▶ [Текст страницы]
_ _ _ _

Она повернула к нему лицо.
«Просто нужно больше», добавил он.
Терехова затушила сигарету о деревянную ступеньку. Медленно, аккуратно, вдавливая окурок в доску.
«Андрей Арсеньевич, больше у меня уже нет. Осталось только то, что есть».
Он кивнул. Поднялся. Ушёл. На следующий день потребовал ещё.
Был и другой случай, о котором рассказывали с осторожностью, почти шёпотом. Сцена, где мать героя сидит одна и смотрит на закат за полем. Тарковский хотел, чтобы Терехова плакала, но беззвучно. Только глаза. Только влага, медленно собирающаяся на нижнем веке и не падающая вниз. Он отвёл её в сторону от группы и сказал что-то очень тихо. Настолько тихо, что никто не расслышал ни единого слова. Терехова вернулась к камере и сыграла сцену с первого дубля. Идеально. Но после команды «стоп» не сразу поднялась. Сидела неподвижно, глядя в одну точку за горизонтом, и что-то в её взгляде было такое, от чего ассистент не решился подойти. Прошло пять минут, прежде чем она встала и молча пошла в сторону машины.
Что сказал ей Тарковский, неизвестно по сей день.
«Зеркало» вышло на экраны в 1975 году. Критики яростно спорили: шедевр или провал? Зрители писали на «Мосфильм» сотни писем. Одни благодарили за то, что их заставили плакать. Другие возмущались, что ничего не поняли. Но все, совершенно все, говорили о Тереховой. О её глазах. О том, как она сидит у окна, молчит, и в этом молчании слов больше, чем во всех диалогах фильма вместе взятых.
Терехова не любила вспоминать те съёмки. В редких интервью отвечала сдержанно, подбирая слова с привычной точностью: «Тарковский видел в актёрах материал. Глину, из которой лепил. Это не жестокость. Это его способ создавать. Но глине больно, когда её мнут».
Глине больно. Три слова, произнесённые ровным, спокойным голосом, говорят о тех съёмках больше любых мемуаров.

_ _ _ _

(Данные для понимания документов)
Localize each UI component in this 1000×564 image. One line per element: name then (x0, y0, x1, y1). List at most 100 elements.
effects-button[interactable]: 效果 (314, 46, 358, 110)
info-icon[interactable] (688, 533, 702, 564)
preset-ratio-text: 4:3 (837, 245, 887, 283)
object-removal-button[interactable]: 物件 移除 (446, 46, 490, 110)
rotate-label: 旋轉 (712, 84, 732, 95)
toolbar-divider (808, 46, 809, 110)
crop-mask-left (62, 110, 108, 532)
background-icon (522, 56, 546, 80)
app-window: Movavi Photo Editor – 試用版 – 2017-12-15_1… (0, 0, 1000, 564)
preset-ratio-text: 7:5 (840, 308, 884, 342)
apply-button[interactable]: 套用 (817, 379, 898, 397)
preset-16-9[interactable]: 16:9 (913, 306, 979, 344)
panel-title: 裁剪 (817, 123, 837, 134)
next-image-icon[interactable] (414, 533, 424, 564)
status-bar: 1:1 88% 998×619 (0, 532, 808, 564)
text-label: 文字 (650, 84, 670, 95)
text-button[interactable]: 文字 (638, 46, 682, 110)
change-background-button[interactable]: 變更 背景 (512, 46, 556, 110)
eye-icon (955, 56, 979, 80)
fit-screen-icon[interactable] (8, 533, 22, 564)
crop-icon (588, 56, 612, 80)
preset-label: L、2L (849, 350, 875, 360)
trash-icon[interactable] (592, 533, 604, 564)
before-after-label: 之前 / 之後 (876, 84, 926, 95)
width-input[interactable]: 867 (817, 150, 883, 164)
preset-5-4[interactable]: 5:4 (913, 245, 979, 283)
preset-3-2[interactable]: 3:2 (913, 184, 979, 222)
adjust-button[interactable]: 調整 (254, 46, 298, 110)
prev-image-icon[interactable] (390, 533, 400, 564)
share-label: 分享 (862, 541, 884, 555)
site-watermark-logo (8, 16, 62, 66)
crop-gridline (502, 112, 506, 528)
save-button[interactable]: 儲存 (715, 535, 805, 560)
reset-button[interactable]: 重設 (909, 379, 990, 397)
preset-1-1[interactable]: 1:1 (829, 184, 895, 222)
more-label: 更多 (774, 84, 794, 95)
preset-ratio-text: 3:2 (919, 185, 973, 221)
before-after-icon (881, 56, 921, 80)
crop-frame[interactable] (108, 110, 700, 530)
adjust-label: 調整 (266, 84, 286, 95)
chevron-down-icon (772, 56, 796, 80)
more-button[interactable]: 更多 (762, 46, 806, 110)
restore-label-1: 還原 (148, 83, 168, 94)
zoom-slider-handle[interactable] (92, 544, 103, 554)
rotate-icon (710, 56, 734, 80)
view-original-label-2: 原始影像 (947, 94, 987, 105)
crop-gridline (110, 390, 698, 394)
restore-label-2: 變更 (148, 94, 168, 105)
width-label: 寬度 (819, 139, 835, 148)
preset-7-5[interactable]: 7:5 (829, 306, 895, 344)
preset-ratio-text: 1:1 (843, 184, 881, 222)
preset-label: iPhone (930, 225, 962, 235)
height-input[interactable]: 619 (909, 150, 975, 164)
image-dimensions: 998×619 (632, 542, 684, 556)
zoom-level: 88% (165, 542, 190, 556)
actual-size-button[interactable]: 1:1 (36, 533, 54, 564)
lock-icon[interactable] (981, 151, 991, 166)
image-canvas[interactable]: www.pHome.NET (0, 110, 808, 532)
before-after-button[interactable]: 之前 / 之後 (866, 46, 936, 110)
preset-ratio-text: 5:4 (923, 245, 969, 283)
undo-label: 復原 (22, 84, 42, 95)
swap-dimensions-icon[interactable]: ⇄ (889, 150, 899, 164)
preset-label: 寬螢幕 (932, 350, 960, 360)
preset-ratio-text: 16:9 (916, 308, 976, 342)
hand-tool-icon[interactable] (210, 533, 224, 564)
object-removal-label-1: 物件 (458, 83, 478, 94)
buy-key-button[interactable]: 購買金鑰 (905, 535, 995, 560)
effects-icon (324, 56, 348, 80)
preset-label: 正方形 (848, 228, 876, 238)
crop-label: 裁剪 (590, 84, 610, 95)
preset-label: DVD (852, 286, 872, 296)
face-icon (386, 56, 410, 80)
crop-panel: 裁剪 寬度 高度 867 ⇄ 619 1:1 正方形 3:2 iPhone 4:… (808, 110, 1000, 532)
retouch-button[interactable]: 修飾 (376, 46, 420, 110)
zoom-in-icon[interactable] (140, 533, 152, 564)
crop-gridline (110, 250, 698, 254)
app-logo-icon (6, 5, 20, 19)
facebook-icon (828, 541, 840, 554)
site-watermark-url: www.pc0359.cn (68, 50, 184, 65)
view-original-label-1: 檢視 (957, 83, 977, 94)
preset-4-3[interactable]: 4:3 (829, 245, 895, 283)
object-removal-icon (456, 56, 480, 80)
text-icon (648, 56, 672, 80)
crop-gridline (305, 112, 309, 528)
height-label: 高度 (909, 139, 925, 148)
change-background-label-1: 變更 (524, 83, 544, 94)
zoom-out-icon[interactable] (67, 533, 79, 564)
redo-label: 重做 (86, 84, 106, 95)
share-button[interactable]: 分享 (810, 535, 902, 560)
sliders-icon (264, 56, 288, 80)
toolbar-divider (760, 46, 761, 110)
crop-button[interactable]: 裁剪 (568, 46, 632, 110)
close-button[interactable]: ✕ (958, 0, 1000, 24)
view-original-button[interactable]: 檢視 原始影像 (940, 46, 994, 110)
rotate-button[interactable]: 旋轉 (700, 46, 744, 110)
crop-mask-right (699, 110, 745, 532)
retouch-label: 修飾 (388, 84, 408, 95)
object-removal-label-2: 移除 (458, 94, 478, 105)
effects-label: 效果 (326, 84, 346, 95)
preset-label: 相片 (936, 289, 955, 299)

_ _ _ _

▶ [Попробуйте сами] Напишите продолжение рассказа о Тереховой на съёмках «Зеркала», начиная сразу после его последнего предложения.

▶ [Поле для ответа]
Перед концом жизни Маргарита Терехова тяжело болела. Память уходила медленно, как вода из треснувшей вазы. Она забывала имена близких людей, даты, названия фильмов, в которых играла. Но те, кто навещал её, рассказывали одну и ту же странную деталь: иногда, глядя в окно, она начинала тихо плакать. Без видимой причины, без повода. Или с причиной, которая была запечатана так глубоко, что даже болезнь не сумела до неё добраться.
Может быть, в эти минуты она снова сидела на крыльце подмосковного дома. В чужой телогрейке. Комары звенели над полем, собака лаяла в деревне. И тихий голос рядом произносил: «Снимаем. Без репетиции». А ей нечего было ответить, потому что «больше» у неё закончилось давным-давно. Осталось только то, что есть.
Три женщины. Три фильма. Три роли, вошедшие в золотой фонд мирового кино.
Наталья Бондарчук отдала свою любовь, и режиссёр превратил её в плёнку. Татьяна Самойлова отдала здоровье, и камера запечатлела каждый кадр этой жертвы. Маргарита Терехова отдала что-то, чему я не могу подобрать точного названия. Внутреннюю целостность. Ту невидимую защитную оболочку, которая позволяет человеку оставаться собой.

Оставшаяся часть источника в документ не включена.